▶ _Passage shown_
Fig. 1: Overview of controllable rotor platforms based on WP5 skeletons.

a Illustration of planar chirality transformation of WP5-M. b ¹H NMR spectra of WP5-M in D₂O (10.0 mM, 298 K), peaks of methylene groups are shown in green. c Cartoon Illustrations of cation-modulated switchable rotary motion of WP5-M (silver and purple balls represent different counter cations with distinct size). For simplification, only one rotary phenolic ring of WP5 is shown.

Recently, a variety of strategies have been established to lock the planar chirality of pillar[n]arenes, such as guest^21,22,23,24, solvent^25,26,27, temperature^28,29,30, as well as redox³¹. However, these strategies were based on thermodynamic control, while the research on kinetic control of transformation was rarely reported. Steric hindrance and intramolecular hydrogen bonds have been found crucial impacts on rotational barriers of hydroquinone units in pillar[5]arenes, which were reported by Ogoshi and Stoddart, respectively^32,33. Nevertheless, the kinetic control on rotations in pillar[n]arenes, and in particular, the behavior of switchable rotary motions of them was unexplored so far.

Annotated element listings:
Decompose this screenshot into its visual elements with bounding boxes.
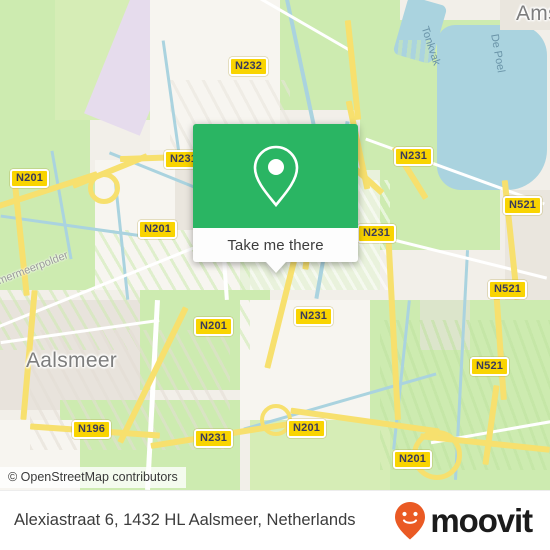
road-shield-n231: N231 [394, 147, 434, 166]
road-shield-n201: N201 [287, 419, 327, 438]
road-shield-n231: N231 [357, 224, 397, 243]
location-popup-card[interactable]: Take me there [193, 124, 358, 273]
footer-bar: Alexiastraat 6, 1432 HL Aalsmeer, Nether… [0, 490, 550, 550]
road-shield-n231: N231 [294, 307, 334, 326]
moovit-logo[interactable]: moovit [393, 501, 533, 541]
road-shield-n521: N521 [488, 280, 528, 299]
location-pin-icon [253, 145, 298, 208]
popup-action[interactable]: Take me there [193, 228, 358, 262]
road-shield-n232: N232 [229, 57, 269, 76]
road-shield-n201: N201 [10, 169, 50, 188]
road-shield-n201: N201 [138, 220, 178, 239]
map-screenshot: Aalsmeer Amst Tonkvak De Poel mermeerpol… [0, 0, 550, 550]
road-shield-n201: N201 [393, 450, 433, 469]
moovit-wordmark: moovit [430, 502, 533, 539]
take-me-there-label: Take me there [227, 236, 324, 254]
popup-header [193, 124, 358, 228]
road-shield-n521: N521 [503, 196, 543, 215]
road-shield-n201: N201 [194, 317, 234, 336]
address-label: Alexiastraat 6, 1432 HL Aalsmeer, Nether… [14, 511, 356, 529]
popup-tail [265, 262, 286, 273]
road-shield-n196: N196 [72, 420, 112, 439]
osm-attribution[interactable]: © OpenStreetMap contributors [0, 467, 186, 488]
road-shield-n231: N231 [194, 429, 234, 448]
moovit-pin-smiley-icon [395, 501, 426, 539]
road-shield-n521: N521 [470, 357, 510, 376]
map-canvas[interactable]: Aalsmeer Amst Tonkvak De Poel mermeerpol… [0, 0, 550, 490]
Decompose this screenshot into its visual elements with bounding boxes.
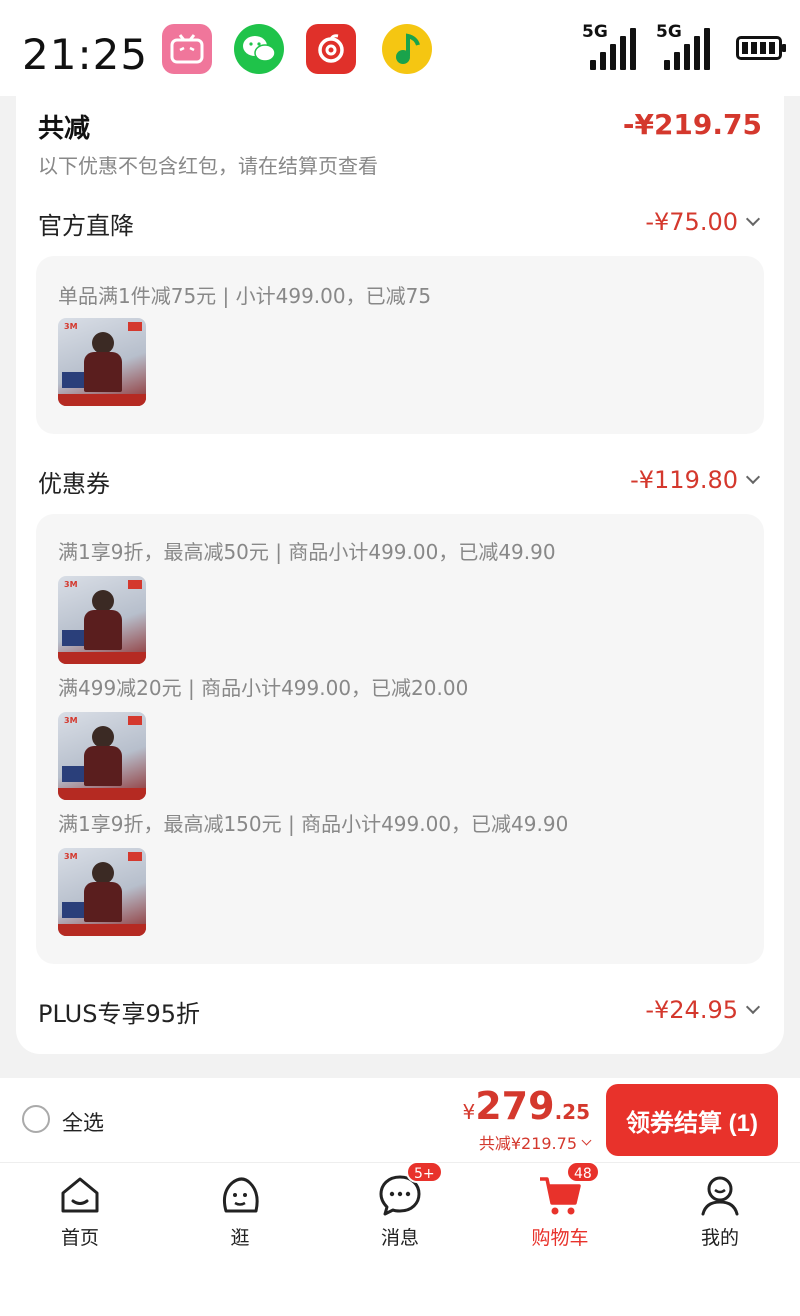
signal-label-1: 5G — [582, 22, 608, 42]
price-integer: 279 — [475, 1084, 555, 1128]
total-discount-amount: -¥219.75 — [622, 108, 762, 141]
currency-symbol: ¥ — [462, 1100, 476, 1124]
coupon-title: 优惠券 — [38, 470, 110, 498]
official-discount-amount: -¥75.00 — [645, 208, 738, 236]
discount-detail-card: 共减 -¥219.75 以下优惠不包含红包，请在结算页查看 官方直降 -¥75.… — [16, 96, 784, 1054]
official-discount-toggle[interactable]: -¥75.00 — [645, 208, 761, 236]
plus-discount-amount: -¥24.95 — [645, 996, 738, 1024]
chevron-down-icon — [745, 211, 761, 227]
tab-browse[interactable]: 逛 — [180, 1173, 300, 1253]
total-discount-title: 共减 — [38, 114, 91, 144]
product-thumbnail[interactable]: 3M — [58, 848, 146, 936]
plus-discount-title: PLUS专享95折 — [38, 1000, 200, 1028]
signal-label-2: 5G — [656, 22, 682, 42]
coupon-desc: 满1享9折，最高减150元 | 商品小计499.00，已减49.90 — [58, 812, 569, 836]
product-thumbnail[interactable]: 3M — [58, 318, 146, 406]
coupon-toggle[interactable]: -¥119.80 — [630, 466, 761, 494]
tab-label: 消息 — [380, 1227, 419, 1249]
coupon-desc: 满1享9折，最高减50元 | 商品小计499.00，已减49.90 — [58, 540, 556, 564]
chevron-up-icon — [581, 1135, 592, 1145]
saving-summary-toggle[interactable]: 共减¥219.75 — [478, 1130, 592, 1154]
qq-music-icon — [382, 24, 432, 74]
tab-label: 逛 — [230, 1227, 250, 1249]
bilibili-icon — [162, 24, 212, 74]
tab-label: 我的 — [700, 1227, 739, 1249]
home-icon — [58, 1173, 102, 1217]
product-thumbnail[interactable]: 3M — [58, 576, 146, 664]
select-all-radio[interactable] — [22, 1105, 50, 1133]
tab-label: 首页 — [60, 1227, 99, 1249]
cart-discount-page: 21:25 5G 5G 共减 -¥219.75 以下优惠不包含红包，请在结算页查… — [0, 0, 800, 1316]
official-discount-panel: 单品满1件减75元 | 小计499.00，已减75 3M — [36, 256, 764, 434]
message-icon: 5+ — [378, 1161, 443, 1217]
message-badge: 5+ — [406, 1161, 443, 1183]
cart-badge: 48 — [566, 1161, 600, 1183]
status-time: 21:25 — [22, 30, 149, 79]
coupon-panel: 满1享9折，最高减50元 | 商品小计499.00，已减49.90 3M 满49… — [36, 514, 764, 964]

▶ _What you have to do_
Continue the passage on rotary motion in pillar[5]arenes, picking up after its final sentence.

▶ _Task answer_
Sodium carboxylate pillar[5]arene (WP5-Na) and ammonium carboxylate pillar[5]arene (WP5-NH₄) (Fig. 1a), are widely used in aqueous supramolecular assembly systems^34,35,36,37. Hitherto, the effect of counter cations on WP5 had never been reported. According to the reported ¹H NMR spectra of WP5-Na and WP5-NH₄ in D₂O^34,35,36,37, we serendipitously noticed that the signal of methylene group in the rims of WP5-Na was split into two doublets, while in WP5-NH₄ case it was a singlet (marked in green, Fig. 1b), indicating slower rotations of hydroquinone moieties in WP5-Na and faster rotations in WP5-NH₄³⁸. We supposed such distinct kinetic properties may attribute to impacts of counterions Na⁺ and NH₄⁺ on rotational barriers of hydroquinone rings in WP5. This discovery provided us possibilities to construct switchable rotations in WP5 by means of cation switch. In addition, it is worth noting that one of the working mechanisms of the aggregation-induced emission (AIE) phenomena was the restriction of intramolecular rotations (RIR, e.g., tetraphenylethylene derivatives), of which the aggregation could reduce the speed of intramolecular rotations, lowering energy dissipations, and thus the fluorescence intensity could be enhanced¹¹. Moreover, pillar[n]arenes have been recently reported as AIEgens (luminogens exhibiting AIE attributes), and their AIE properties were arisen from restricted rotations of their phenolic rings^39,40. Inspired by that, we inferred controlling rotary speed of hydroquinone rings in WP5 would thus result in fluorescence switch.

In this work, we investigate the effect of various counterions on rotations of hydroquinone rings in WP5, establishing a controllable rotary system, and its applications in fluorescence switch and anti-counterfeiting inks are further developed (Fig. 1c and Supplementary Movie 1).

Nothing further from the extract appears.